** Problem **
The records below need retyping in full; give them again exactly.

===== Supplied material

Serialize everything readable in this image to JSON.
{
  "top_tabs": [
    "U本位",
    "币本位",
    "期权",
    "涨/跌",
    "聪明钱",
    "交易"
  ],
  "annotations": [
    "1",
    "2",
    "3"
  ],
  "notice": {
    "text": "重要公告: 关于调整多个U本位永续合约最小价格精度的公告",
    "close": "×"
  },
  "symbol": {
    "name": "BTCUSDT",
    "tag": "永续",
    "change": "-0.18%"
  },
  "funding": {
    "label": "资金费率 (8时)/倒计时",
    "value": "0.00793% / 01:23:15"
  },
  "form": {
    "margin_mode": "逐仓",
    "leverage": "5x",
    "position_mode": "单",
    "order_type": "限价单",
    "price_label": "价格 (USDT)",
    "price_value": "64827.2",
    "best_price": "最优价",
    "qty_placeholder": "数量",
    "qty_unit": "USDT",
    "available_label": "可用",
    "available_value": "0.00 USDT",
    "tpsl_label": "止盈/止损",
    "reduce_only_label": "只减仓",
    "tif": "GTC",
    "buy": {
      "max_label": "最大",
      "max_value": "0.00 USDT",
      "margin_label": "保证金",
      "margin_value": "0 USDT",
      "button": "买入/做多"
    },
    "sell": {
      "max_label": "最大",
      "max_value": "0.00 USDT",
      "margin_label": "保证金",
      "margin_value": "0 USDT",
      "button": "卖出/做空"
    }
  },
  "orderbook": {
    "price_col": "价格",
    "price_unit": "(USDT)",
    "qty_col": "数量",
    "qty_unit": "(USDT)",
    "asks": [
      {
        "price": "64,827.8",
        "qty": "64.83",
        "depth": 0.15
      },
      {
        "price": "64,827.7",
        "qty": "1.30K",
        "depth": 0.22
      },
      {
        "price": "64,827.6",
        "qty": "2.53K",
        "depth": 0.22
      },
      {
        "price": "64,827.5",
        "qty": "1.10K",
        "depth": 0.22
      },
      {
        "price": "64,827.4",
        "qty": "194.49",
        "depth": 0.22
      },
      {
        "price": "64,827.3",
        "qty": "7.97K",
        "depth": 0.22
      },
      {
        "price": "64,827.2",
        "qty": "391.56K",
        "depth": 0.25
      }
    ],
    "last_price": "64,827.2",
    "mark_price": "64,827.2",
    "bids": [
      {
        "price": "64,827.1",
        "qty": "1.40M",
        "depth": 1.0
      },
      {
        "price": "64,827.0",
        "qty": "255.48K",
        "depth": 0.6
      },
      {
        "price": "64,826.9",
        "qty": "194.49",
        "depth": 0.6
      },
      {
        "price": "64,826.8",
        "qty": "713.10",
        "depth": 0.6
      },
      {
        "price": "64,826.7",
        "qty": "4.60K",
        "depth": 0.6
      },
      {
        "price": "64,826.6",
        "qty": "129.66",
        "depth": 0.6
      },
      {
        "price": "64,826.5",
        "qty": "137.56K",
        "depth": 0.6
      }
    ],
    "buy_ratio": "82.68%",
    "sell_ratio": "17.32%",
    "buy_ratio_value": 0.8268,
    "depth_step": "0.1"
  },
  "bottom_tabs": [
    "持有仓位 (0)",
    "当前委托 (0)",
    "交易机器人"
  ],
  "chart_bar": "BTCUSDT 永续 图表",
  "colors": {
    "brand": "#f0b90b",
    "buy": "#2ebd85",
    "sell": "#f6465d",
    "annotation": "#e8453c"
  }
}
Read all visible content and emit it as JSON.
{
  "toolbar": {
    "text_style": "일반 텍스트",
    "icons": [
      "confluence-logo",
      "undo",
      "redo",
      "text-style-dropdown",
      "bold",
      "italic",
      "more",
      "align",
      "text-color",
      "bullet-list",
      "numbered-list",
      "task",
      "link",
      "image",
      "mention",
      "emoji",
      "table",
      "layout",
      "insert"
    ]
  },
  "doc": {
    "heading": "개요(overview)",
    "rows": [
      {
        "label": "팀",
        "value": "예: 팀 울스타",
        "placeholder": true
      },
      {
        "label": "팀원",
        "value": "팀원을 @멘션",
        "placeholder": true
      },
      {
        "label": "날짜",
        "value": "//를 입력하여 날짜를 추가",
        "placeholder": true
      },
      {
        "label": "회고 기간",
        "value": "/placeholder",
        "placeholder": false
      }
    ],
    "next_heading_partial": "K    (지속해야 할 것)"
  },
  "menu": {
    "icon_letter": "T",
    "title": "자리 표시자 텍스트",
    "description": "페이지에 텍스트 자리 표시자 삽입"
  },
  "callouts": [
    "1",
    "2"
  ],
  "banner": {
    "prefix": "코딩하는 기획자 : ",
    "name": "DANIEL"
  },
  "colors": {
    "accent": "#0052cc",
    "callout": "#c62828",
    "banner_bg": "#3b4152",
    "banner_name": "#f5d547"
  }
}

==========

** Correct response **
Serialize everything readable in this image to JSON.
{
  "top_tabs": [
    "U本位",
    "币本位",
    "期权",
    "涨/跌",
    "聪明钱",
    "交易"
  ],
  "annotations": [
    "1",
    "2",
    "3"
  ],
  "notice": {
    "text": "重要公告: 关于调整多个U本位永续合约最小价格精度的公告",
    "close": "×"
  },
  "symbol": {
    "name": "BTCUSDT",
    "tag": "永续",
    "change": "-0.18%"
  },
  "funding": {
    "label": "资金费率 (8时)/倒计时",
    "value": "0.00793% / 01:23:15"
  },
  "form": {
    "margin_mode": "逐仓",
    "leverage": "5x",
    "position_mode": "单",
    "order_type": "限价单",
    "price_label": "价格 (USDT)",
    "price_value": "64827.2",
    "best_price": "最优价",
    "qty_placeholder": "数量",
    "qty_unit": "USDT",
    "available_label": "可用",
    "available_value": "0.00 USDT",
    "tpsl_label": "止盈/止损",
    "reduce_only_label": "只减仓",
    "tif": "GTC",
    "buy": {
      "max_label": "最大",
      "max_value": "0.00 USDT",
      "margin_label": "保证金",
      "margin_value": "0 USDT",
      "button": "买入/做多"
    },
    "sell": {
      "max_label": "最大",
      "max_value": "0.00 USDT",
      "margin_label": "保证金",
      "margin_value": "0 USDT",
      "button": "卖出/做空"
    }
  },
  "orderbook": {
    "price_col": "价格",
    "price_unit": "(USDT)",
    "qty_col": "数量",
    "qty_unit": "(USDT)",
    "asks": [
      {
        "price": "64,827.8",
        "qty": "64.83",
        "depth": 0.15
      },
      {
        "price": "64,827.7",
        "qty": "1.30K",
        "depth": 0.22
      },
      {
        "price": "64,827.6",
        "qty": "2.53K",
        "depth": 0.22
      },
      {
        "price": "64,827.5",
        "qty": "1.10K",
        "depth": 0.22
      },
      {
        "price": "64,827.4",
        "qty": "194.49",
        "depth": 0.22
      },
      {
        "price": "64,827.3",
        "qty": "7.97K",
        "depth": 0.22
      },
      {
        "price": "64,827.2",
        "qty": "391.56K",
        "depth": 0.25
      }
    ],
    "last_price": "64,827.2",
    "mark_price": "64,827.2",
    "bids": [
      {
        "price": "64,827.1",
        "qty": "1.40M",
        "depth": 1.0
      },
      {
        "price": "64,827.0",
        "qty": "255.48K",
        "depth": 0.6
      },
      {
        "price": "64,826.9",
        "qty": "194.49",
        "depth": 0.6
      },
      {
        "price": "64,826.8",
        "qty": "713.10",
        "depth": 0.6
      },
      {
        "price": "64,826.7",
        "qty": "4.60K",
        "depth": 0.6
      },
      {
        "price": "64,826.6",
        "qty": "129.66",
        "depth": 0.6
      },
      {
        "price": "64,826.5",
        "qty": "137.56K",
        "depth": 0.6
      }
    ],
    "buy_ratio": "82.68%",
    "sell_ratio": "17.32%",
    "buy_ratio_value": 0.8268,
    "depth_step": "0.1"
  },
  "bottom_tabs": [
    "持有仓位 (0)",
    "当前委托 (0)",
    "交易机器人"
  ],
  "chart_bar": "BTCUSDT 永续 图表",
  "colors": {
    "brand": "#f0b90b",
    "buy": "#2ebd85",
    "sell": "#f6465d",
    "annotation": "#e8453c"
  }
}
Read all visible content and emit it as JSON.
{
  "toolbar": {
    "text_style": "일반 텍스트",
    "icons": [
      "confluence-logo",
      "undo",
      "redo",
      "text-style-dropdown",
      "bold",
      "italic",
      "more",
      "align",
      "text-color",
      "bullet-list",
      "numbered-list",
      "task",
      "link",
      "image",
      "mention",
      "emoji",
      "table",
      "layout",
      "insert"
    ]
  },
  "doc": {
    "heading": "개요(overview)",
    "rows": [
      {
        "label": "팀",
        "value": "예: 팀 울스타",
        "placeholder": true
      },
      {
        "label": "팀원",
        "value": "팀원을 @멘션",
        "placeholder": true
      },
      {
        "label": "날짜",
        "value": "//를 입력하여 날짜를 추가",
        "placeholder": true
      },
      {
        "label": "회고 기간",
        "value": "/placeholder",
        "placeholder": false
      }
    ],
    "next_heading_partial": "K    (지속해야 할 것)"
  },
  "menu": {
    "icon_letter": "T",
    "title": "자리 표시자 텍스트",
    "description": "페이지에 텍스트 자리 표시자 삽입"
  },
  "callouts": [
    "1",
    "2"
  ],
  "banner": {
    "prefix": "코딩하는 기획자 : ",
    "name": "DANIEL"
  },
  "colors": {
    "accent": "#0052cc",
    "callout": "#c62828",
    "banner_bg": "#3b4152",
    "banner_name": "#f5d547"
  }
}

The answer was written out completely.